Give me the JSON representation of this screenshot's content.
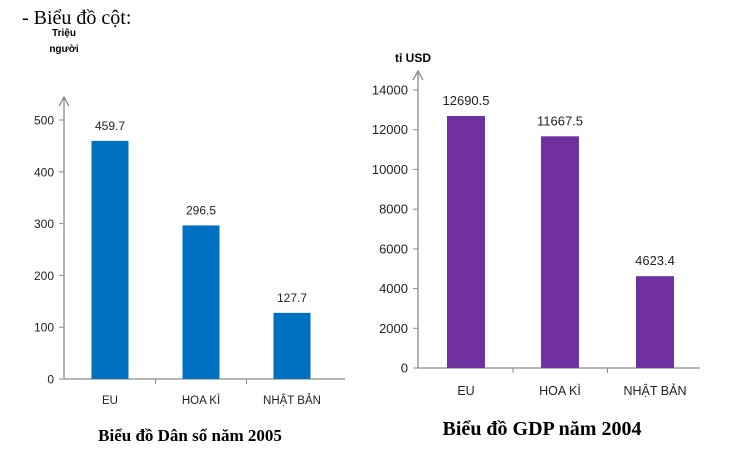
{
  "heading": "-  Biểu đồ cột:",
  "chart_data": [
    {
      "type": "bar",
      "title": "Biểu đồ Dân số năm 2005",
      "ylabel": "Triệu người",
      "ylabel_lines": [
        "Triệu",
        "người"
      ],
      "categories": [
        "EU",
        "HOA KÌ",
        "NHẬT BẢN"
      ],
      "values": [
        459.7,
        296.5,
        127.7
      ],
      "data_labels": [
        "459.7",
        "296.5",
        "127.7"
      ],
      "ylim": [
        0,
        500
      ],
      "yticks": [
        0,
        100,
        200,
        300,
        400,
        500
      ],
      "grid": false,
      "color": "#0070C0"
    },
    {
      "type": "bar",
      "title": "Biểu đồ GDP năm 2004",
      "ylabel": "tỉ USD",
      "ylabel_lines": [
        "tỉ USD"
      ],
      "categories": [
        "EU",
        "HOA KÌ",
        "NHẬT BẢN"
      ],
      "values": [
        12690.5,
        11667.5,
        4623.4
      ],
      "data_labels": [
        "12690.5",
        "11667.5",
        "4623.4"
      ],
      "ylim": [
        0,
        14000
      ],
      "yticks": [
        0,
        2000,
        4000,
        6000,
        8000,
        10000,
        12000,
        14000
      ],
      "grid": false,
      "color": "#7030A0"
    }
  ]
}
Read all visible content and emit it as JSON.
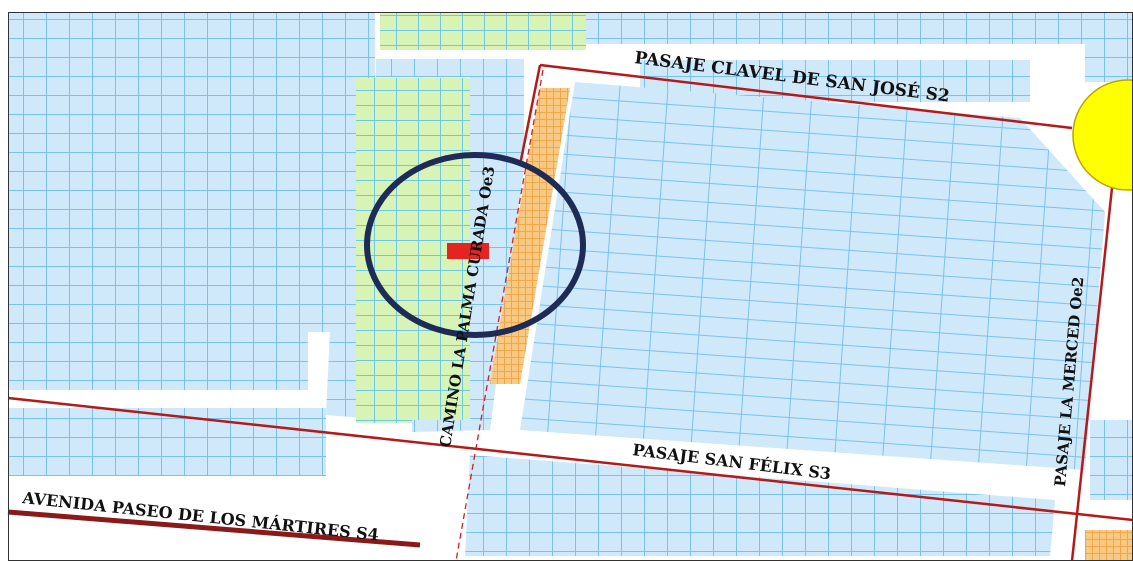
{
  "map": {
    "colors": {
      "background": "#ffffff",
      "block_fill": "#cfe8fa",
      "block_line": "#79c2ee",
      "green_fill": "#d7f4b6",
      "green_line": "#6fc7e8",
      "orange_fill": "#f7c983",
      "orange_line": "#f0a64a",
      "road_line": "#b31b1b",
      "dashed_line": "#cc2222",
      "marker": "#e42323",
      "circle": "#1e2b55",
      "yellow": "#ffff00",
      "frame": "#333333"
    },
    "streets": {
      "clavel": "PASAJE CLAVEL DE SAN JOSÉ S2",
      "san_felix": "PASAJE SAN FÉLIX S3",
      "martires": "AVENIDA PASEO DE LOS MÁRTIRES S4",
      "merced": "PASAJE LA MERCED Oe2",
      "camino": "CAMINO LA PALMA CURADA Oe3"
    },
    "marker_name": "selected-lot-marker",
    "highlight_name": "location-highlight-circle"
  }
}
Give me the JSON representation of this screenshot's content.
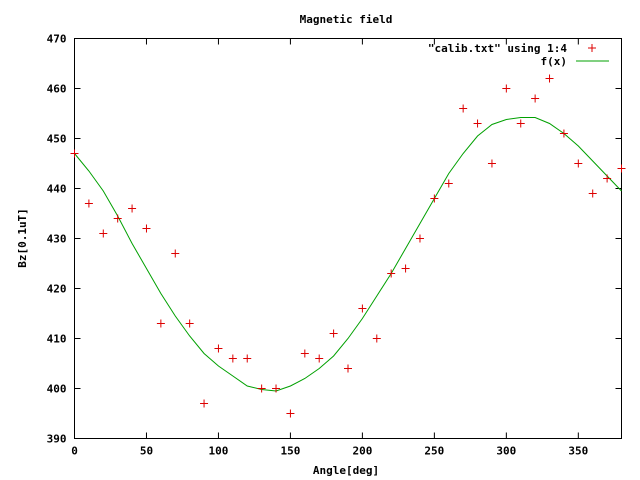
========================================
What this task involves: Scan the material for lines with the word "circle", and copy each line you find.

Output of the task:
      "circle": "#1e2b55",
    "highlight_name": "location-highlight-circle"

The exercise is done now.